===== Records for this task

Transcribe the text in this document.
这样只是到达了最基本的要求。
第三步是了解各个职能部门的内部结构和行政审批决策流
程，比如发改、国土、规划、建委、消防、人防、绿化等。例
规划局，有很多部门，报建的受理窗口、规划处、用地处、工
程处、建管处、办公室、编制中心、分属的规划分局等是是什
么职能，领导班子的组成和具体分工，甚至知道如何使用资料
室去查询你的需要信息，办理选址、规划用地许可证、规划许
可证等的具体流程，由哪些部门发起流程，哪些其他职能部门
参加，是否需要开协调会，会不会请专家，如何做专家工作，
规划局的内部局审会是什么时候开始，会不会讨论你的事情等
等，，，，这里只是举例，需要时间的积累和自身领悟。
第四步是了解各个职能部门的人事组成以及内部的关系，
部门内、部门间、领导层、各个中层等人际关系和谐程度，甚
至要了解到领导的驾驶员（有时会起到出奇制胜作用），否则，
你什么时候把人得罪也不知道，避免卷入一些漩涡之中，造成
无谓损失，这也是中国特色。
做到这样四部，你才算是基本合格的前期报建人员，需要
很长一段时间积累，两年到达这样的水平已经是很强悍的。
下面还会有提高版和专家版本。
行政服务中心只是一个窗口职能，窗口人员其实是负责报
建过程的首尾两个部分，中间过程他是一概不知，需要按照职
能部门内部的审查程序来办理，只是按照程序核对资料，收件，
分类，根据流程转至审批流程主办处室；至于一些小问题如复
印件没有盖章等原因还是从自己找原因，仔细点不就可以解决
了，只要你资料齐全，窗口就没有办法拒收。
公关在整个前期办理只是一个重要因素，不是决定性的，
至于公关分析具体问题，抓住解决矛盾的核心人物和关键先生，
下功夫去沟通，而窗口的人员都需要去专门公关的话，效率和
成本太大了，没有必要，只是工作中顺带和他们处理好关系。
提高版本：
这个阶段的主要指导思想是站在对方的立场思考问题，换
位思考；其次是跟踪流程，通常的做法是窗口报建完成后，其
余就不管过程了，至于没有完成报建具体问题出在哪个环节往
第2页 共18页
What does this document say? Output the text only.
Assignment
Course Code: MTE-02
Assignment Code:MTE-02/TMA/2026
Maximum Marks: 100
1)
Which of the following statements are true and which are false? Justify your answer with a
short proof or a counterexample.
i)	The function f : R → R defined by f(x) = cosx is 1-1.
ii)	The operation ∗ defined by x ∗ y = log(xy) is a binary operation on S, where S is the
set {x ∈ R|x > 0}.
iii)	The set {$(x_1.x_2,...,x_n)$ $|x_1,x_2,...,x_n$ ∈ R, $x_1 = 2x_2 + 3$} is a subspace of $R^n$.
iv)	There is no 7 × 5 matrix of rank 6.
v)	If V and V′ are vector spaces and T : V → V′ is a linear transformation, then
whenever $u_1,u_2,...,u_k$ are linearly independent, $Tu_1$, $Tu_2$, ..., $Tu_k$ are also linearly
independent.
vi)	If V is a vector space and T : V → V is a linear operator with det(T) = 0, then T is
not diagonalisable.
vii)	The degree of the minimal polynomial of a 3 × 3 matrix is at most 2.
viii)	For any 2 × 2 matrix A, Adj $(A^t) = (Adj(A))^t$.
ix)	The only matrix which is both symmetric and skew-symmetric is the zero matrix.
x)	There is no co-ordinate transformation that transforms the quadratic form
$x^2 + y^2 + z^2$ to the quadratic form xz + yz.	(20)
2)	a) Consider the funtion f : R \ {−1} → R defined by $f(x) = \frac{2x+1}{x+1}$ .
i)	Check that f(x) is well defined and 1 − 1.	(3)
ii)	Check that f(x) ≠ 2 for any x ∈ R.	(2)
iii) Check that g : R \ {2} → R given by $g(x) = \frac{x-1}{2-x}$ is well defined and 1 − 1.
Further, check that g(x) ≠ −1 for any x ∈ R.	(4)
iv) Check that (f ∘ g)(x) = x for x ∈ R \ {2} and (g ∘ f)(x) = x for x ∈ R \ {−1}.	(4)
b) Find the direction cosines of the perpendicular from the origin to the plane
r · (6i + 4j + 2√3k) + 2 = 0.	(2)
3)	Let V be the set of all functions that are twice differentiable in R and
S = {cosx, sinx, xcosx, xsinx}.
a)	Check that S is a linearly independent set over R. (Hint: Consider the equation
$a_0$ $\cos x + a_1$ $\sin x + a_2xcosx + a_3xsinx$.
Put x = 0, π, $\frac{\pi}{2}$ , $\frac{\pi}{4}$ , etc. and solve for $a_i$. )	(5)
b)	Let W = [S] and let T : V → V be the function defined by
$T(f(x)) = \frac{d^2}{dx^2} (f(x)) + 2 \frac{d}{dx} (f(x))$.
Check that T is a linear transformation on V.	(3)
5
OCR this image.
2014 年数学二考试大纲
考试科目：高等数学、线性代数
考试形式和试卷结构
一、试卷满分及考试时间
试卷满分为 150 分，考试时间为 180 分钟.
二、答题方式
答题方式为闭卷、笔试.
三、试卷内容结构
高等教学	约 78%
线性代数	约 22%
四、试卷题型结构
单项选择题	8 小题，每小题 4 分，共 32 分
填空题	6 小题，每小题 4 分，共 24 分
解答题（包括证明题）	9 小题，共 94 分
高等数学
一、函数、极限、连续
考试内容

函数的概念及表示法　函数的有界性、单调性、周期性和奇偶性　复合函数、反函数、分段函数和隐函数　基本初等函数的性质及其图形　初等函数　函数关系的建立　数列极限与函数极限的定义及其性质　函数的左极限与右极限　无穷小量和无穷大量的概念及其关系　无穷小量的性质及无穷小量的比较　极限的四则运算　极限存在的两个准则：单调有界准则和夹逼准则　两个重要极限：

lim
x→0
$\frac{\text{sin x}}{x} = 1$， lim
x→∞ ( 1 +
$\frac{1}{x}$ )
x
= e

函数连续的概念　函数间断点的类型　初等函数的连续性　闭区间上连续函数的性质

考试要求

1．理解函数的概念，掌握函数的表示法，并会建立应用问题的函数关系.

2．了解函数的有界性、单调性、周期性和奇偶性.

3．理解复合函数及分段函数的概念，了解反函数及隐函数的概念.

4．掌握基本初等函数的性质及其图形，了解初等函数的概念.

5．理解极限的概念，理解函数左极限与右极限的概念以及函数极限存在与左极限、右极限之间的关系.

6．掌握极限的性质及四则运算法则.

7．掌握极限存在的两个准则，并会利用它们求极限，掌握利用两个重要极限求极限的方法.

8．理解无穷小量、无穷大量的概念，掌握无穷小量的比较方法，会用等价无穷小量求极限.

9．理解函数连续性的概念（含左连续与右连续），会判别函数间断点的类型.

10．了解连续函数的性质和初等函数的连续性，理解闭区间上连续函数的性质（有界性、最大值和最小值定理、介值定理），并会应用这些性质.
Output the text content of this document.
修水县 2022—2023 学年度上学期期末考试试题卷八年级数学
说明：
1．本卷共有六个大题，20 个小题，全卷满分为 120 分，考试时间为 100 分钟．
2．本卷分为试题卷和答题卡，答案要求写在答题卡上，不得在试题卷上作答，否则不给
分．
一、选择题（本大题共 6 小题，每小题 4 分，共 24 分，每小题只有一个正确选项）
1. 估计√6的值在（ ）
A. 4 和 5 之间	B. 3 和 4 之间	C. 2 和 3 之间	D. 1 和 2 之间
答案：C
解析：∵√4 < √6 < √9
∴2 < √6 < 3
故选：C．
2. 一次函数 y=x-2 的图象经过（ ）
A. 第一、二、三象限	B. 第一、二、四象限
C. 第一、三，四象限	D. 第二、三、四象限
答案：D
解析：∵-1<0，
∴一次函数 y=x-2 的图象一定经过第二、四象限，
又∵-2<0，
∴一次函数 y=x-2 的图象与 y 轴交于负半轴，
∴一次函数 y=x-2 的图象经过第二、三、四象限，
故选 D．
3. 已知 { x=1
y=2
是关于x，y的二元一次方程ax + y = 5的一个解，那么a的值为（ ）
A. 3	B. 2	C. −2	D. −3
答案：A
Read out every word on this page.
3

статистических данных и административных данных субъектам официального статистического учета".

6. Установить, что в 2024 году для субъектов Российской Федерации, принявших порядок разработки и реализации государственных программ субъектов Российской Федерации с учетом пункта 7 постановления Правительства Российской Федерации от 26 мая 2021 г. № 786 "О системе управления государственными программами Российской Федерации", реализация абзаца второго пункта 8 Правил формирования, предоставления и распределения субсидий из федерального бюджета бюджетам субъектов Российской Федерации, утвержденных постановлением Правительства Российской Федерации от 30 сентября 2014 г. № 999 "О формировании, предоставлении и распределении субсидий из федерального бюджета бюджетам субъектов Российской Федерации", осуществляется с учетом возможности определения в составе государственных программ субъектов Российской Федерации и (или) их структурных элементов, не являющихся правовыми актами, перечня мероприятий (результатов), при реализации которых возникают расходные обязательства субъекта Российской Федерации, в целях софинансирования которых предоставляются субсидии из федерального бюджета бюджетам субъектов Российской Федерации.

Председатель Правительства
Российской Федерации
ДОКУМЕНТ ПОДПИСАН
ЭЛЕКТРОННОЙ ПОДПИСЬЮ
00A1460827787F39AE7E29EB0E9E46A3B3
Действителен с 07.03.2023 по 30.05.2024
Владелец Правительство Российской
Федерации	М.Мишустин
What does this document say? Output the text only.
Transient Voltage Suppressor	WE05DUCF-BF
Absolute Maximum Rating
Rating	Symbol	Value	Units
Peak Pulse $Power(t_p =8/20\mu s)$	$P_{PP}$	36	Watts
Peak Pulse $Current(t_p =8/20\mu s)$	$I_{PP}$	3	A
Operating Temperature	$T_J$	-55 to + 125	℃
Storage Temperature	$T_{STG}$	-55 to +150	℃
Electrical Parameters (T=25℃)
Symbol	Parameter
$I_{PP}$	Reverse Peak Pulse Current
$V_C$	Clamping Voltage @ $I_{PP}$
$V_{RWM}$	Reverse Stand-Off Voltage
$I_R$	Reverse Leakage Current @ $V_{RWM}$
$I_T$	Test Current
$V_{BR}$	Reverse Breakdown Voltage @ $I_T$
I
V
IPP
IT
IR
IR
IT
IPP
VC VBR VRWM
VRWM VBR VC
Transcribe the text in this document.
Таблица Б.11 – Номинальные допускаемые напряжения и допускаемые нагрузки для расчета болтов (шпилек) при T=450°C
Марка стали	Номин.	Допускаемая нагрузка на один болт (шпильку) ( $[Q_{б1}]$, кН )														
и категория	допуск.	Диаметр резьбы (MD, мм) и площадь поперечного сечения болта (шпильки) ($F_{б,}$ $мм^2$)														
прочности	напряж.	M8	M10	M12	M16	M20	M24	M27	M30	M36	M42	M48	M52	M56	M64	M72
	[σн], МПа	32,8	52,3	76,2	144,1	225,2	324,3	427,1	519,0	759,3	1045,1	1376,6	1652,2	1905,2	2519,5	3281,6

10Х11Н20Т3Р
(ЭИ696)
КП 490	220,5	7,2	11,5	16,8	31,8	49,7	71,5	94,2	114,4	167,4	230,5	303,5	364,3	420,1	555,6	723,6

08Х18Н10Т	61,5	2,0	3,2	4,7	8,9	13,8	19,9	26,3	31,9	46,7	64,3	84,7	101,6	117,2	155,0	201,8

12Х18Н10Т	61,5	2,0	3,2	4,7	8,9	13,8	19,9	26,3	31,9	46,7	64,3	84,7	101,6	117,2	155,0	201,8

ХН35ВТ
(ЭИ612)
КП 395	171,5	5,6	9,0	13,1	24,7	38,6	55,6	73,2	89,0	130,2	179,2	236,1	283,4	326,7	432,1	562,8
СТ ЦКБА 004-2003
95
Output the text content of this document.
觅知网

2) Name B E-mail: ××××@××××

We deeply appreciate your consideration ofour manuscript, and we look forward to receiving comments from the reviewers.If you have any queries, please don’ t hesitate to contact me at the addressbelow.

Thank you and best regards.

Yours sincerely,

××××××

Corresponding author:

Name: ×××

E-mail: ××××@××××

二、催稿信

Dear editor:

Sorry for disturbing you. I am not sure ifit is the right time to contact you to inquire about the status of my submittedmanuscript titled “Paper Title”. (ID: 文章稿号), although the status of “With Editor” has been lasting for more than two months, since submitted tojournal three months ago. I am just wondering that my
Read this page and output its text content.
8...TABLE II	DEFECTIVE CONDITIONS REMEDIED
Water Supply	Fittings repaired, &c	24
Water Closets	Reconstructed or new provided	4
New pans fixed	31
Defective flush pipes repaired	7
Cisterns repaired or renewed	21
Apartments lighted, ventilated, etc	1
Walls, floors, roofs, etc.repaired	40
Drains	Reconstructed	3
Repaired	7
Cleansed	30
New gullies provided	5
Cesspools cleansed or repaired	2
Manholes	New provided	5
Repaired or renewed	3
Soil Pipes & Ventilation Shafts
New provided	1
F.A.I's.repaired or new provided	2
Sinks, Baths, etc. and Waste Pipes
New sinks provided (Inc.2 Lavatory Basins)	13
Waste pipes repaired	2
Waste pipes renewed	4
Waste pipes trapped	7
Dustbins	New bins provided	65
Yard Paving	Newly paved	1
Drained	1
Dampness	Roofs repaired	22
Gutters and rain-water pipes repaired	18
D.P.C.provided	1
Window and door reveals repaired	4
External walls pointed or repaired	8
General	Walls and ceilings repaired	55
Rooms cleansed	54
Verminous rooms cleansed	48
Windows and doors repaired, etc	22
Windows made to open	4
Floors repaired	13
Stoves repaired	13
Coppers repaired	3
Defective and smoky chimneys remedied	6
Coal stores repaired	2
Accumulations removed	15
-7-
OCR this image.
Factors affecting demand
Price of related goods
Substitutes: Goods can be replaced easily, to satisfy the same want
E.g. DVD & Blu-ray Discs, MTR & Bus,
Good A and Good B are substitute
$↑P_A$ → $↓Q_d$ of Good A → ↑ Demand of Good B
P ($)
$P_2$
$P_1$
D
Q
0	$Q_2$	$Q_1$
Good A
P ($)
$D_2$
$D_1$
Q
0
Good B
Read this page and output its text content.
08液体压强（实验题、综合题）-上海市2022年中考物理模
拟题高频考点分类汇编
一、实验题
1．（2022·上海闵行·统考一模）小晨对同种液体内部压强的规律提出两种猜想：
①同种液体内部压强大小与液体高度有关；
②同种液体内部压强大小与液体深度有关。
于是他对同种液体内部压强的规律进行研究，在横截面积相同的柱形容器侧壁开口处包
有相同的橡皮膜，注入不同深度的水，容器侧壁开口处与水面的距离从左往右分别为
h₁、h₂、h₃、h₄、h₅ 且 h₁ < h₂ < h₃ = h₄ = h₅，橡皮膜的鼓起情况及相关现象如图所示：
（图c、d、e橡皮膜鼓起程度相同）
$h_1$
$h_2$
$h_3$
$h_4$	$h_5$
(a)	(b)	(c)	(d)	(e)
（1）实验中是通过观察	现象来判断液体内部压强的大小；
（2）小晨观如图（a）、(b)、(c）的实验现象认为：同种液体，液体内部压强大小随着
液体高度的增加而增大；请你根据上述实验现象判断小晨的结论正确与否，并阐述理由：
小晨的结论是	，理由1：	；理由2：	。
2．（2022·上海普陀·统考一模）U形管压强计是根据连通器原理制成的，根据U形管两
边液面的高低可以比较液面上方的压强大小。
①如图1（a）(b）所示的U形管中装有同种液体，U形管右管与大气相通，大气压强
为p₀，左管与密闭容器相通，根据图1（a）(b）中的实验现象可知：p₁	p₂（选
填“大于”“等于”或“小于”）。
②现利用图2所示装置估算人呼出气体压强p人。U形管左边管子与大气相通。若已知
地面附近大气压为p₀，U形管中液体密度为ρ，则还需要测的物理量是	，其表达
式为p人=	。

==========

| Required work |
Display every line of the listing that contains the string "linearly".

| Result of the task |
whenever $u_1,u_2,...,u_k$ are linearly independent, $Tu_1$, $Tu_2$, ..., $Tu_k$ are also linearly
a)	Check that S is a linearly independent set over R. (Hint: Consider the equation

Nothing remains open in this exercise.